Start Records

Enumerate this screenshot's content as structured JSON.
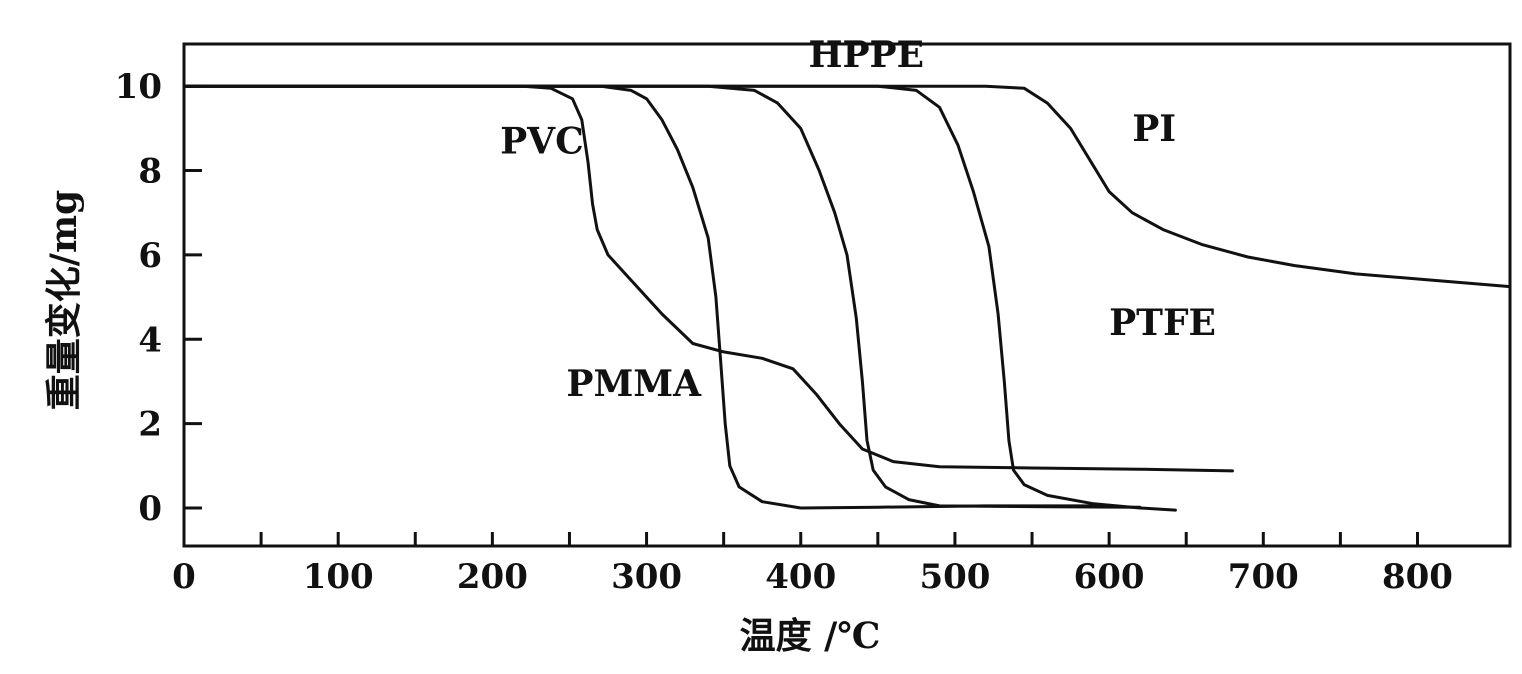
{
  "chart_data": {
    "type": "line",
    "xlabel": "温度 /℃",
    "ylabel": "重量变化/mg",
    "xlim": [
      0,
      860
    ],
    "ylim": [
      -0.9,
      11
    ],
    "x_ticks": [
      0,
      100,
      200,
      300,
      400,
      500,
      600,
      700,
      800
    ],
    "y_ticks": [
      0,
      2,
      4,
      6,
      8,
      10
    ],
    "grid": false,
    "legend": "none",
    "line_color": "#111111",
    "series": [
      {
        "name": "PVC",
        "points": [
          [
            0,
            10
          ],
          [
            220,
            10
          ],
          [
            238,
            9.95
          ],
          [
            252,
            9.7
          ],
          [
            258,
            9.2
          ],
          [
            262,
            8.2
          ],
          [
            265,
            7.2
          ],
          [
            268,
            6.6
          ],
          [
            275,
            6.0
          ],
          [
            290,
            5.4
          ],
          [
            310,
            4.6
          ],
          [
            330,
            3.9
          ],
          [
            350,
            3.7
          ],
          [
            375,
            3.55
          ],
          [
            395,
            3.3
          ],
          [
            410,
            2.7
          ],
          [
            425,
            2.0
          ],
          [
            440,
            1.4
          ],
          [
            460,
            1.1
          ],
          [
            490,
            0.98
          ],
          [
            550,
            0.95
          ],
          [
            620,
            0.92
          ],
          [
            680,
            0.88
          ]
        ]
      },
      {
        "name": "PMMA",
        "points": [
          [
            0,
            10
          ],
          [
            270,
            10
          ],
          [
            290,
            9.9
          ],
          [
            300,
            9.7
          ],
          [
            310,
            9.2
          ],
          [
            320,
            8.5
          ],
          [
            330,
            7.6
          ],
          [
            340,
            6.4
          ],
          [
            345,
            5.0
          ],
          [
            348,
            3.5
          ],
          [
            351,
            2.0
          ],
          [
            354,
            1.0
          ],
          [
            360,
            0.5
          ],
          [
            375,
            0.15
          ],
          [
            400,
            0.0
          ],
          [
            450,
            0.02
          ],
          [
            520,
            0.05
          ],
          [
            600,
            0.05
          ]
        ]
      },
      {
        "name": "HPPE",
        "points": [
          [
            0,
            10
          ],
          [
            340,
            10
          ],
          [
            370,
            9.9
          ],
          [
            385,
            9.6
          ],
          [
            400,
            9.0
          ],
          [
            412,
            8.0
          ],
          [
            422,
            7.0
          ],
          [
            430,
            6.0
          ],
          [
            436,
            4.5
          ],
          [
            440,
            3.0
          ],
          [
            443,
            1.6
          ],
          [
            447,
            0.9
          ],
          [
            455,
            0.5
          ],
          [
            470,
            0.2
          ],
          [
            490,
            0.05
          ],
          [
            560,
            0.03
          ],
          [
            620,
            0.02
          ]
        ]
      },
      {
        "name": "PTFE",
        "points": [
          [
            0,
            10
          ],
          [
            450,
            10
          ],
          [
            475,
            9.9
          ],
          [
            490,
            9.5
          ],
          [
            502,
            8.6
          ],
          [
            512,
            7.5
          ],
          [
            522,
            6.2
          ],
          [
            528,
            4.6
          ],
          [
            532,
            3.0
          ],
          [
            535,
            1.6
          ],
          [
            538,
            0.9
          ],
          [
            545,
            0.55
          ],
          [
            560,
            0.3
          ],
          [
            590,
            0.1
          ],
          [
            620,
            0.0
          ],
          [
            643,
            -0.05
          ]
        ]
      },
      {
        "name": "PI",
        "points": [
          [
            0,
            10
          ],
          [
            520,
            10
          ],
          [
            545,
            9.95
          ],
          [
            560,
            9.6
          ],
          [
            575,
            9.0
          ],
          [
            590,
            8.1
          ],
          [
            600,
            7.5
          ],
          [
            615,
            7.0
          ],
          [
            635,
            6.6
          ],
          [
            660,
            6.25
          ],
          [
            690,
            5.95
          ],
          [
            720,
            5.75
          ],
          [
            760,
            5.55
          ],
          [
            810,
            5.4
          ],
          [
            860,
            5.25
          ]
        ]
      }
    ],
    "annotations": [
      {
        "text": "HPPE",
        "x": 405,
        "y": 10.45
      },
      {
        "text": "PVC",
        "x": 205,
        "y": 8.4
      },
      {
        "text": "PI",
        "x": 615,
        "y": 8.7
      },
      {
        "text": "PTFE",
        "x": 600,
        "y": 4.1
      },
      {
        "text": "PMMA",
        "x": 248,
        "y": 2.65
      }
    ]
  }
}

End Records

Task to complete.
Copy out the records above in full, exactly as written, but not the pictures.

The answer.
Enumerate this screenshot's content as structured JSON.
{
  "chart_data": {
    "type": "line",
    "xlabel": "温度 /℃",
    "ylabel": "重量变化/mg",
    "xlim": [
      0,
      860
    ],
    "ylim": [
      -0.9,
      11
    ],
    "x_ticks": [
      0,
      100,
      200,
      300,
      400,
      500,
      600,
      700,
      800
    ],
    "y_ticks": [
      0,
      2,
      4,
      6,
      8,
      10
    ],
    "grid": false,
    "legend": "none",
    "line_color": "#111111",
    "series": [
      {
        "name": "PVC",
        "points": [
          [
            0,
            10
          ],
          [
            220,
            10
          ],
          [
            238,
            9.95
          ],
          [
            252,
            9.7
          ],
          [
            258,
            9.2
          ],
          [
            262,
            8.2
          ],
          [
            265,
            7.2
          ],
          [
            268,
            6.6
          ],
          [
            275,
            6.0
          ],
          [
            290,
            5.4
          ],
          [
            310,
            4.6
          ],
          [
            330,
            3.9
          ],
          [
            350,
            3.7
          ],
          [
            375,
            3.55
          ],
          [
            395,
            3.3
          ],
          [
            410,
            2.7
          ],
          [
            425,
            2.0
          ],
          [
            440,
            1.4
          ],
          [
            460,
            1.1
          ],
          [
            490,
            0.98
          ],
          [
            550,
            0.95
          ],
          [
            620,
            0.92
          ],
          [
            680,
            0.88
          ]
        ]
      },
      {
        "name": "PMMA",
        "points": [
          [
            0,
            10
          ],
          [
            270,
            10
          ],
          [
            290,
            9.9
          ],
          [
            300,
            9.7
          ],
          [
            310,
            9.2
          ],
          [
            320,
            8.5
          ],
          [
            330,
            7.6
          ],
          [
            340,
            6.4
          ],
          [
            345,
            5.0
          ],
          [
            348,
            3.5
          ],
          [
            351,
            2.0
          ],
          [
            354,
            1.0
          ],
          [
            360,
            0.5
          ],
          [
            375,
            0.15
          ],
          [
            400,
            0.0
          ],
          [
            450,
            0.02
          ],
          [
            520,
            0.05
          ],
          [
            600,
            0.05
          ]
        ]
      },
      {
        "name": "HPPE",
        "points": [
          [
            0,
            10
          ],
          [
            340,
            10
          ],
          [
            370,
            9.9
          ],
          [
            385,
            9.6
          ],
          [
            400,
            9.0
          ],
          [
            412,
            8.0
          ],
          [
            422,
            7.0
          ],
          [
            430,
            6.0
          ],
          [
            436,
            4.5
          ],
          [
            440,
            3.0
          ],
          [
            443,
            1.6
          ],
          [
            447,
            0.9
          ],
          [
            455,
            0.5
          ],
          [
            470,
            0.2
          ],
          [
            490,
            0.05
          ],
          [
            560,
            0.03
          ],
          [
            620,
            0.02
          ]
        ]
      },
      {
        "name": "PTFE",
        "points": [
          [
            0,
            10
          ],
          [
            450,
            10
          ],
          [
            475,
            9.9
          ],
          [
            490,
            9.5
          ],
          [
            502,
            8.6
          ],
          [
            512,
            7.5
          ],
          [
            522,
            6.2
          ],
          [
            528,
            4.6
          ],
          [
            532,
            3.0
          ],
          [
            535,
            1.6
          ],
          [
            538,
            0.9
          ],
          [
            545,
            0.55
          ],
          [
            560,
            0.3
          ],
          [
            590,
            0.1
          ],
          [
            620,
            0.0
          ],
          [
            643,
            -0.05
          ]
        ]
      },
      {
        "name": "PI",
        "points": [
          [
            0,
            10
          ],
          [
            520,
            10
          ],
          [
            545,
            9.95
          ],
          [
            560,
            9.6
          ],
          [
            575,
            9.0
          ],
          [
            590,
            8.1
          ],
          [
            600,
            7.5
          ],
          [
            615,
            7.0
          ],
          [
            635,
            6.6
          ],
          [
            660,
            6.25
          ],
          [
            690,
            5.95
          ],
          [
            720,
            5.75
          ],
          [
            760,
            5.55
          ],
          [
            810,
            5.4
          ],
          [
            860,
            5.25
          ]
        ]
      }
    ],
    "annotations": [
      {
        "text": "HPPE",
        "x": 405,
        "y": 10.45
      },
      {
        "text": "PVC",
        "x": 205,
        "y": 8.4
      },
      {
        "text": "PI",
        "x": 615,
        "y": 8.7
      },
      {
        "text": "PTFE",
        "x": 600,
        "y": 4.1
      },
      {
        "text": "PMMA",
        "x": 248,
        "y": 2.65
      }
    ]
  }
}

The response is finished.